Written problem:
Check each line of the listing, and copy it if it contains the word "datetime".
╭─ Data section
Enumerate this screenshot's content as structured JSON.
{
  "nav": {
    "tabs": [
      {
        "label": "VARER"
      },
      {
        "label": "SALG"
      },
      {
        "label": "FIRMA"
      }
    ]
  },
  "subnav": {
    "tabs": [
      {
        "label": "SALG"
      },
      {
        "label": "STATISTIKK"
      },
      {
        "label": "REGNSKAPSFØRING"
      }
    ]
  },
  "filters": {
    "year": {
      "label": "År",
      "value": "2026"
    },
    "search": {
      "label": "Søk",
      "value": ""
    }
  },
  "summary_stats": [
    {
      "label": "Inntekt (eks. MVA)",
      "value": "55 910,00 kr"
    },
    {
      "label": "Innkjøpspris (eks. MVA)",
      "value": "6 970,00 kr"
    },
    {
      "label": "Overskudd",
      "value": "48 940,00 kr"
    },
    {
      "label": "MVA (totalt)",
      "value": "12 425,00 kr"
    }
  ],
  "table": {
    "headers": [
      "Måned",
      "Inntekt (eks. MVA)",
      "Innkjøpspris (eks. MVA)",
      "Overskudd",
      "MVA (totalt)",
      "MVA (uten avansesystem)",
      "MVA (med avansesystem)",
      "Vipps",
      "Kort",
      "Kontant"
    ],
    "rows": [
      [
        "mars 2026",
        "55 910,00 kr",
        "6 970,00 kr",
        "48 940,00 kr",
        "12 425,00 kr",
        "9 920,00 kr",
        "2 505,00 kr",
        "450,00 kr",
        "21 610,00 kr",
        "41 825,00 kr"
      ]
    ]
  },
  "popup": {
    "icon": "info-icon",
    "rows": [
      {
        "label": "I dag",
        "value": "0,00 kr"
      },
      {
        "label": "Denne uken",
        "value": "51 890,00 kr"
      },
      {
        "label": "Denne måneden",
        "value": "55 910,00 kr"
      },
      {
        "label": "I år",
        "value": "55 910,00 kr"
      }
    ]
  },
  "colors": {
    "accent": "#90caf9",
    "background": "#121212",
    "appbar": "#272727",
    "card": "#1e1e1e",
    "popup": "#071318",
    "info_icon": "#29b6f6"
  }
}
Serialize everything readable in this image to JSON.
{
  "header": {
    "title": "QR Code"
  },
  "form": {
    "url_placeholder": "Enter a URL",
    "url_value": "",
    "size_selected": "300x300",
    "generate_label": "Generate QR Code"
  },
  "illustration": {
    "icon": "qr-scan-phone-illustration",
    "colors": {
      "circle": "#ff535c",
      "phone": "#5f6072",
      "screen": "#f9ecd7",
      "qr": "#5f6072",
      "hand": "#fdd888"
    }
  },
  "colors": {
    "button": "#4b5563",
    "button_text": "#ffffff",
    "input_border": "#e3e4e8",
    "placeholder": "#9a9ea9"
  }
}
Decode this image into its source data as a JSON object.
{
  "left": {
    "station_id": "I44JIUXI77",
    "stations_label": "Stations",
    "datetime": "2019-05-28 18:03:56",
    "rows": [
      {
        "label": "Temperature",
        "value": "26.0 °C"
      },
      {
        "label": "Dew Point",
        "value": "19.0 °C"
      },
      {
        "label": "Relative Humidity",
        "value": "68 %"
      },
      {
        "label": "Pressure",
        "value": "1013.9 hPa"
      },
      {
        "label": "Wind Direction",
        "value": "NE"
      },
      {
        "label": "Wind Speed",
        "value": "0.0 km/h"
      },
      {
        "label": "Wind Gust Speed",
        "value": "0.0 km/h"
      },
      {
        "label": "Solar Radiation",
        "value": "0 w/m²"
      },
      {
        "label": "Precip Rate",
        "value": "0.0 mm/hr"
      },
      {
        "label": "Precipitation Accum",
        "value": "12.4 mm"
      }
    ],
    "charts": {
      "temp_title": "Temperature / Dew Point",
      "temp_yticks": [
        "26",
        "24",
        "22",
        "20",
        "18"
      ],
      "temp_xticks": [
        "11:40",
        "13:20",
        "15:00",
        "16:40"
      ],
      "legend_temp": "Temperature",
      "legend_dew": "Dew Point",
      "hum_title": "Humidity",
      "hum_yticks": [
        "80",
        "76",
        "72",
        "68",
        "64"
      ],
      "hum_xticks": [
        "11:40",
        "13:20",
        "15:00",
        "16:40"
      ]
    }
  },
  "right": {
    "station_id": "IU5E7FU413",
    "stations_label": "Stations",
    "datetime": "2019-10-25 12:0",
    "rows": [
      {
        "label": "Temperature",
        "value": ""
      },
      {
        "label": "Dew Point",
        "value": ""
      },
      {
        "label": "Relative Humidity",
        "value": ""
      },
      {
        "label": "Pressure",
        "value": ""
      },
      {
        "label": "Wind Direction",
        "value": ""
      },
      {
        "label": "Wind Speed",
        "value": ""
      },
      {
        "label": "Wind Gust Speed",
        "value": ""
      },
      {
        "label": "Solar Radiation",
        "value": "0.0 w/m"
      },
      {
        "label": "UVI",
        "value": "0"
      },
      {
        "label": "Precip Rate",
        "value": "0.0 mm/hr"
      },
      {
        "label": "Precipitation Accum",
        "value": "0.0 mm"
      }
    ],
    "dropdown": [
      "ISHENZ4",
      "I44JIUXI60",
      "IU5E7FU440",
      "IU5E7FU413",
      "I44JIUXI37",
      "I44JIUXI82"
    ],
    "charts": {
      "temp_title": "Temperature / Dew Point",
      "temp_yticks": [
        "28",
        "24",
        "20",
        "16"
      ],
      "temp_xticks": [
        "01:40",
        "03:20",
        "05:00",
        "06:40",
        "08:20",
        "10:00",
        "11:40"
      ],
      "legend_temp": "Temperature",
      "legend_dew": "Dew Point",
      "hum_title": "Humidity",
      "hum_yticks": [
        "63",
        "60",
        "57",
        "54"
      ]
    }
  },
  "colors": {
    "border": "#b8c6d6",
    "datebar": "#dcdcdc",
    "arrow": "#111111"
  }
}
╰─
╭─ Data section
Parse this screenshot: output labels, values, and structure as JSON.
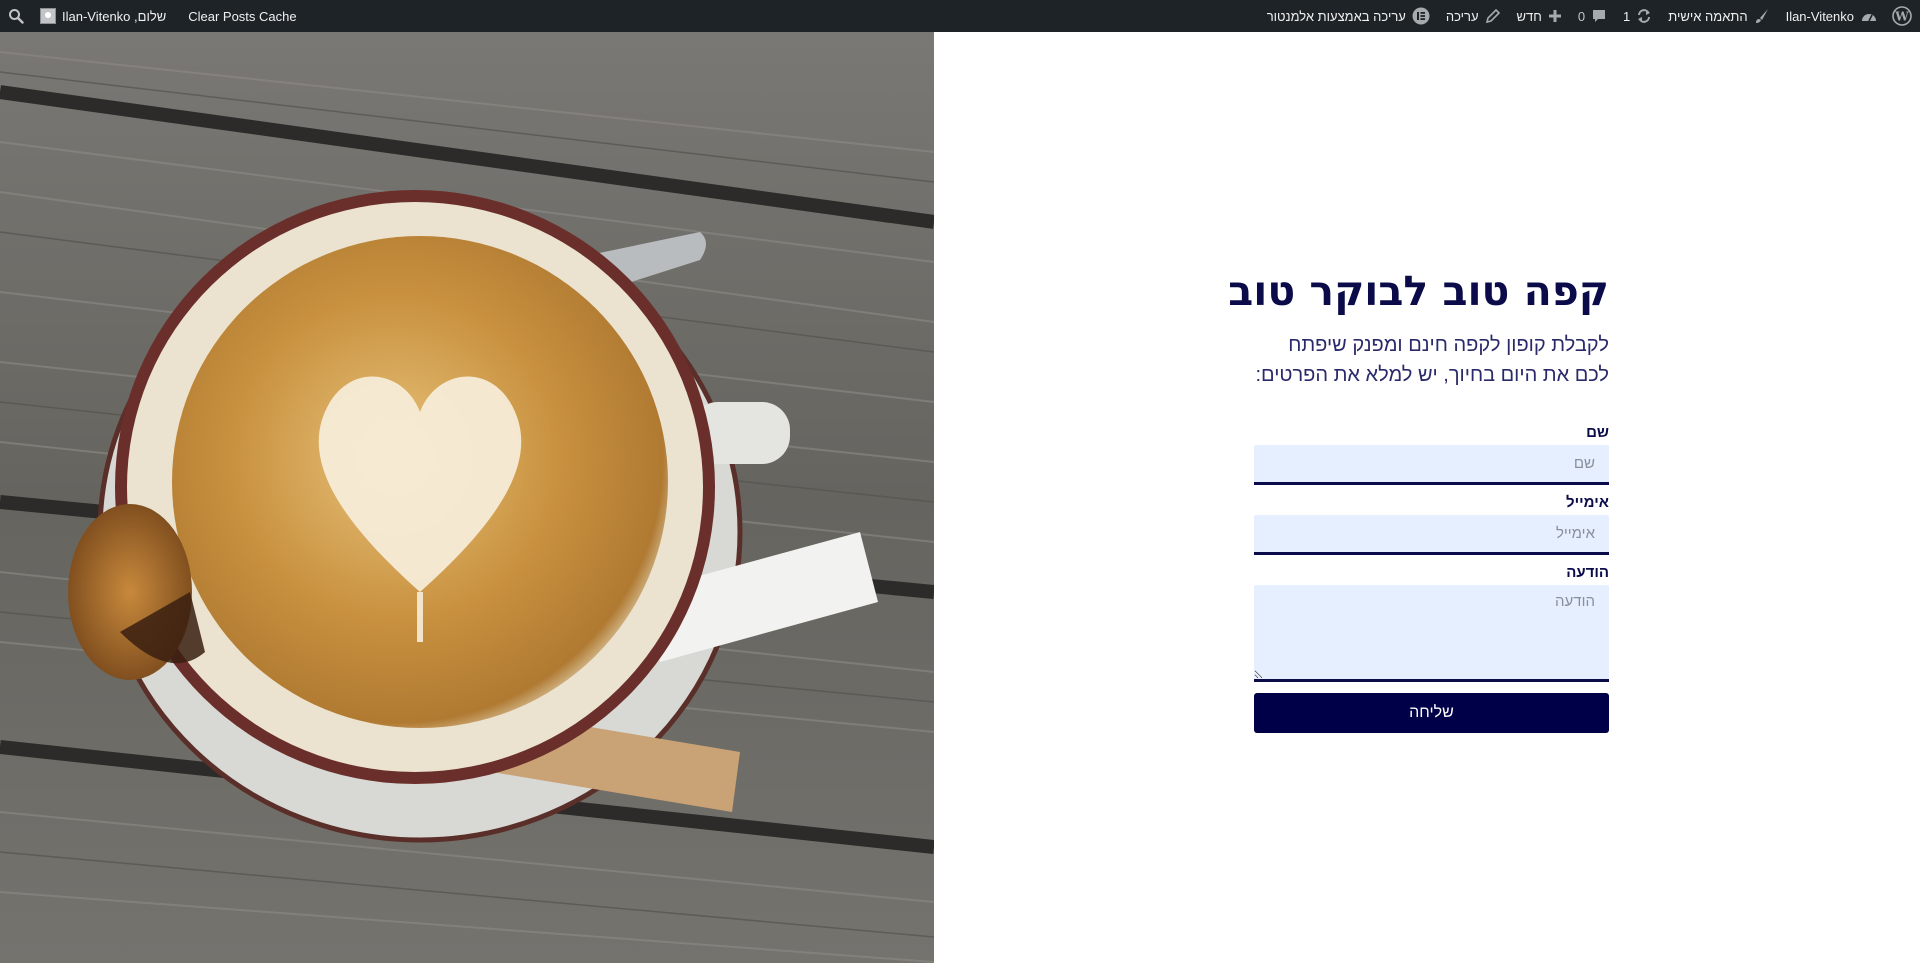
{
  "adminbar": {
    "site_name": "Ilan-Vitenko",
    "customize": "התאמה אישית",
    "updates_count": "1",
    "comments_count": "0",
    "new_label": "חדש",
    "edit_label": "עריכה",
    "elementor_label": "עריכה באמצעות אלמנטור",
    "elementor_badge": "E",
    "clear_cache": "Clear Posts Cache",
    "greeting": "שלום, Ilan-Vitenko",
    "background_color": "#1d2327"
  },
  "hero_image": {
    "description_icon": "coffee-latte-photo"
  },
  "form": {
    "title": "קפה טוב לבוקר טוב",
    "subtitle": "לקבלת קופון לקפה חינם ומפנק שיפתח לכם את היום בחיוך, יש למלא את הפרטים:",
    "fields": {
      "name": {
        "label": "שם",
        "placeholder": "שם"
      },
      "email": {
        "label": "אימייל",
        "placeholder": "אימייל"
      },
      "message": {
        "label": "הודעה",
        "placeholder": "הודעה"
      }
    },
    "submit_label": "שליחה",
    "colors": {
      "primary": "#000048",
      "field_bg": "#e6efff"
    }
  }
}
╰─
Exercise result:
    "datetime": "2019-05-28 18:03:56",
    "datetime": "2019-10-25 12:0",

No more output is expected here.